Copy all the records below line for line, changing nothing.
☆ ☆ ☆ ☆ ☆
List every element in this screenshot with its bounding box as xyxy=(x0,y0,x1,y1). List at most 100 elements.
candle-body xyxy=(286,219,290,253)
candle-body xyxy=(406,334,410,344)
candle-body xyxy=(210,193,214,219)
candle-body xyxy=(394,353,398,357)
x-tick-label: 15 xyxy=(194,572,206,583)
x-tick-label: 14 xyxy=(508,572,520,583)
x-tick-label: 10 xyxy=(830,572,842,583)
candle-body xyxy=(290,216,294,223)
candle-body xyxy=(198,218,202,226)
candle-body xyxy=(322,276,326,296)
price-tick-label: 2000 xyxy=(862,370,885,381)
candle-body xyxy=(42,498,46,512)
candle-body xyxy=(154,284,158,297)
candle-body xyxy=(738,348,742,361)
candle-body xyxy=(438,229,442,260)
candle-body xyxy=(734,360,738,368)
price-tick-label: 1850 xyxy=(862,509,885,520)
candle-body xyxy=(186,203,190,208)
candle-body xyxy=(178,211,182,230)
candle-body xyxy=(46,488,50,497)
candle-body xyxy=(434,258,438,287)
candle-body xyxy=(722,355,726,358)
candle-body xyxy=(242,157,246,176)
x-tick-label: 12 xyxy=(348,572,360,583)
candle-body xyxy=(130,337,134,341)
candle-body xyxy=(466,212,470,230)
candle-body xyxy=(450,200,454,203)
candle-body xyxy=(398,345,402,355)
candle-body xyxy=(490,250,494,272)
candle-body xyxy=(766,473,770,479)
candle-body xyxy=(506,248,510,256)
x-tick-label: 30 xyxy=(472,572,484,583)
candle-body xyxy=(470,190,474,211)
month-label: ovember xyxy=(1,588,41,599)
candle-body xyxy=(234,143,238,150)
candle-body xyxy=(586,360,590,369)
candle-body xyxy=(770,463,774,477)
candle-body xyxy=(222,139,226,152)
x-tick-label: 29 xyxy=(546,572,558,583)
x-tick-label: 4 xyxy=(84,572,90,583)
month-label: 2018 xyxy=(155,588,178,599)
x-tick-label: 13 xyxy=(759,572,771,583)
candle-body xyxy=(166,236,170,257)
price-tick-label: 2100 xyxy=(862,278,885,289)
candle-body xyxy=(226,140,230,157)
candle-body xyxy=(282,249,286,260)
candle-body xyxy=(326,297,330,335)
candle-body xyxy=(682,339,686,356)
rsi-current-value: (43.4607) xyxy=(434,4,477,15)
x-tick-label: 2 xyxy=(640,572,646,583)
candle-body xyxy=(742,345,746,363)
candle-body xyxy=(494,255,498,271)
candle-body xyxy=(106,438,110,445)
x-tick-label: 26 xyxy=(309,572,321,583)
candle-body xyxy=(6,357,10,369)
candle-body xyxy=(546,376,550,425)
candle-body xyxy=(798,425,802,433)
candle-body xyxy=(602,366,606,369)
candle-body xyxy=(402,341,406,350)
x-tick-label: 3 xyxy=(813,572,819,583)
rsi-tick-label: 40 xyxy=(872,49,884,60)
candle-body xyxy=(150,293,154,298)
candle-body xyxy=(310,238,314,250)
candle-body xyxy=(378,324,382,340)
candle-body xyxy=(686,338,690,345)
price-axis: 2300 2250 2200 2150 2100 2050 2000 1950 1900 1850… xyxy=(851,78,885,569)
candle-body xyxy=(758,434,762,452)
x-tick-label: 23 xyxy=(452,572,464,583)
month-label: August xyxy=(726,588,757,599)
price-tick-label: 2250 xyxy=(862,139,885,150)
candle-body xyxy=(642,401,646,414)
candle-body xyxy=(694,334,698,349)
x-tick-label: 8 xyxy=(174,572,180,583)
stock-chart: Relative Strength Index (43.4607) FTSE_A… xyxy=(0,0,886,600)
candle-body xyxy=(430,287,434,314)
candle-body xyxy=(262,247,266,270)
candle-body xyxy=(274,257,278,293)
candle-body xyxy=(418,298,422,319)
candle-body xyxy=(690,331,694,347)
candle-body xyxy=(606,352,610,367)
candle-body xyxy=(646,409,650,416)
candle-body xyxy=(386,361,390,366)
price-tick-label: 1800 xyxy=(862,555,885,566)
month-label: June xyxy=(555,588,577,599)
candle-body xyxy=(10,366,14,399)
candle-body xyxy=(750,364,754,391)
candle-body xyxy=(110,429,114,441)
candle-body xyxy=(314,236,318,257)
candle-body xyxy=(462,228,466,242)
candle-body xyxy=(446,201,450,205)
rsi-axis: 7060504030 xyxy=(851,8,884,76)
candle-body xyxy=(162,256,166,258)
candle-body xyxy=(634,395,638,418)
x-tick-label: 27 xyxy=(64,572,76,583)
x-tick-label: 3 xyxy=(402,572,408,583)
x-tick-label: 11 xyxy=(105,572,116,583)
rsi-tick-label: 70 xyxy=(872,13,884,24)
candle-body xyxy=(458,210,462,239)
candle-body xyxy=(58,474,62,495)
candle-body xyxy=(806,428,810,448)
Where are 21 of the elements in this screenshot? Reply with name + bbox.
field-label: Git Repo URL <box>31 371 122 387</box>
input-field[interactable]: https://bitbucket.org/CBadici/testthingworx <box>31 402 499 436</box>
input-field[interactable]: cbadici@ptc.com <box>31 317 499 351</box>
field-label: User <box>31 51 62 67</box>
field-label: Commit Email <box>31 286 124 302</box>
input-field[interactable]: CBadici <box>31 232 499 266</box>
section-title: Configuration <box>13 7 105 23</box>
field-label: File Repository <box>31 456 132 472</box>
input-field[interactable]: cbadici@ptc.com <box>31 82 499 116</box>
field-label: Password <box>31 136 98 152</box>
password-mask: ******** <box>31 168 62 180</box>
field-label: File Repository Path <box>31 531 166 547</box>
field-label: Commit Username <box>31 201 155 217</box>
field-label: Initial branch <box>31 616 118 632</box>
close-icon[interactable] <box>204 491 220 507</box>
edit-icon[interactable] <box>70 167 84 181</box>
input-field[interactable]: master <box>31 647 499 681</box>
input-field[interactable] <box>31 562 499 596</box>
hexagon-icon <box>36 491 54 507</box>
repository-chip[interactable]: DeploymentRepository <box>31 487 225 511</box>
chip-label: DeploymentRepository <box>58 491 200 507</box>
☆ ☆ ☆ ☆ ☆
● **RESULT OF THIS EXERCISE**
List every element in this screenshot with its bounding box as xyxy=(x0,y0,x1,y1). List at most 100 elements.
candle-body xyxy=(286,219,290,253)
candle-body xyxy=(406,334,410,344)
candle-body xyxy=(210,193,214,219)
candle-body xyxy=(394,353,398,357)
x-tick-label: 15 xyxy=(194,572,206,583)
x-tick-label: 14 xyxy=(508,572,520,583)
x-tick-label: 10 xyxy=(830,572,842,583)
candle-body xyxy=(290,216,294,223)
candle-body xyxy=(198,218,202,226)
candle-body xyxy=(322,276,326,296)
price-tick-label: 2000 xyxy=(862,370,885,381)
candle-body xyxy=(42,498,46,512)
candle-body xyxy=(154,284,158,297)
candle-body xyxy=(738,348,742,361)
candle-body xyxy=(438,229,442,260)
candle-body xyxy=(734,360,738,368)
price-tick-label: 1850 xyxy=(862,509,885,520)
candle-body xyxy=(186,203,190,208)
candle-body xyxy=(178,211,182,230)
candle-body xyxy=(46,488,50,497)
candle-body xyxy=(434,258,438,287)
candle-body xyxy=(722,355,726,358)
candle-body xyxy=(242,157,246,176)
x-tick-label: 12 xyxy=(348,572,360,583)
candle-body xyxy=(130,337,134,341)
candle-body xyxy=(466,212,470,230)
candle-body xyxy=(450,200,454,203)
candle-body xyxy=(398,345,402,355)
candle-body xyxy=(490,250,494,272)
candle-body xyxy=(766,473,770,479)
candle-body xyxy=(506,248,510,256)
x-tick-label: 30 xyxy=(472,572,484,583)
candle-body xyxy=(470,190,474,211)
month-label: ovember xyxy=(1,588,41,599)
candle-body xyxy=(234,143,238,150)
candle-body xyxy=(586,360,590,369)
candle-body xyxy=(770,463,774,477)
candle-body xyxy=(222,139,226,152)
x-tick-label: 29 xyxy=(546,572,558,583)
x-tick-label: 4 xyxy=(84,572,90,583)
month-label: 2018 xyxy=(155,588,178,599)
x-tick-label: 13 xyxy=(759,572,771,583)
candle-body xyxy=(166,236,170,257)
price-tick-label: 2100 xyxy=(862,278,885,289)
candle-body xyxy=(226,140,230,157)
candle-body xyxy=(282,249,286,260)
candle-body xyxy=(326,297,330,335)
candle-body xyxy=(682,339,686,356)
rsi-current-value: (43.4607) xyxy=(434,4,477,15)
x-tick-label: 2 xyxy=(640,572,646,583)
candle-body xyxy=(742,345,746,363)
candle-body xyxy=(494,255,498,271)
candle-body xyxy=(106,438,110,445)
x-tick-label: 26 xyxy=(309,572,321,583)
candle-body xyxy=(6,357,10,369)
candle-body xyxy=(546,376,550,425)
candle-body xyxy=(798,425,802,433)
candle-body xyxy=(602,366,606,369)
candle-body xyxy=(402,341,406,350)
x-tick-label: 3 xyxy=(813,572,819,583)
rsi-tick-label: 40 xyxy=(872,49,884,60)
candle-body xyxy=(150,293,154,298)
candle-body xyxy=(310,238,314,250)
candle-body xyxy=(378,324,382,340)
candle-body xyxy=(686,338,690,345)
price-axis: 2300 2250 2200 2150 2100 2050 2000 1950 1900 1850… xyxy=(851,78,885,569)
candle-body xyxy=(758,434,762,452)
x-tick-label: 23 xyxy=(452,572,464,583)
month-label: August xyxy=(726,588,757,599)
price-tick-label: 2250 xyxy=(862,139,885,150)
candle-body xyxy=(642,401,646,414)
candle-body xyxy=(694,334,698,349)
x-tick-label: 8 xyxy=(174,572,180,583)
stock-chart: Relative Strength Index (43.4607) FTSE_A… xyxy=(0,0,886,600)
candle-body xyxy=(430,287,434,314)
candle-body xyxy=(262,247,266,270)
candle-body xyxy=(274,257,278,293)
candle-body xyxy=(418,298,422,319)
candle-body xyxy=(690,331,694,347)
candle-body xyxy=(606,352,610,367)
candle-body xyxy=(646,409,650,416)
candle-body xyxy=(386,361,390,366)
price-tick-label: 1800 xyxy=(862,555,885,566)
month-label: June xyxy=(555,588,577,599)
candle-body xyxy=(10,366,14,399)
candle-body xyxy=(750,364,754,391)
candle-body xyxy=(110,429,114,441)
candle-body xyxy=(314,236,318,257)
candle-body xyxy=(462,228,466,242)
candle-body xyxy=(446,201,450,205)
rsi-axis: 7060504030 xyxy=(851,8,884,76)
candle-body xyxy=(162,256,166,258)
candle-body xyxy=(634,395,638,418)
x-tick-label: 27 xyxy=(64,572,76,583)
x-tick-label: 3 xyxy=(402,572,408,583)
x-tick-label: 11 xyxy=(105,572,116,583)
rsi-tick-label: 70 xyxy=(872,13,884,24)
candle-body xyxy=(458,210,462,239)
candle-body xyxy=(58,474,62,495)
candle-body xyxy=(806,428,810,448)
Where are 21 of the elements in this screenshot? Reply with name + bbox.
field-label: Git Repo URL <box>31 371 122 387</box>
input-field[interactable]: https://bitbucket.org/CBadici/testthingworx <box>31 402 499 436</box>
input-field[interactable]: cbadici@ptc.com <box>31 317 499 351</box>
field-label: User <box>31 51 62 67</box>
field-label: Commit Email <box>31 286 124 302</box>
input-field[interactable]: CBadici <box>31 232 499 266</box>
section-title: Configuration <box>13 7 105 23</box>
field-label: File Repository <box>31 456 132 472</box>
input-field[interactable]: cbadici@ptc.com <box>31 82 499 116</box>
field-label: Password <box>31 136 98 152</box>
password-mask: ******** <box>31 168 62 180</box>
field-label: File Repository Path <box>31 531 166 547</box>
field-label: Commit Username <box>31 201 155 217</box>
field-label: Initial branch <box>31 616 118 632</box>
close-icon[interactable] <box>204 491 220 507</box>
edit-icon[interactable] <box>70 167 84 181</box>
input-field[interactable]: master <box>31 647 499 681</box>
input-field[interactable] <box>31 562 499 596</box>
hexagon-icon <box>36 491 54 507</box>
repository-chip[interactable]: DeploymentRepository <box>31 487 225 511</box>
chip-label: DeploymentRepository <box>58 491 200 507</box>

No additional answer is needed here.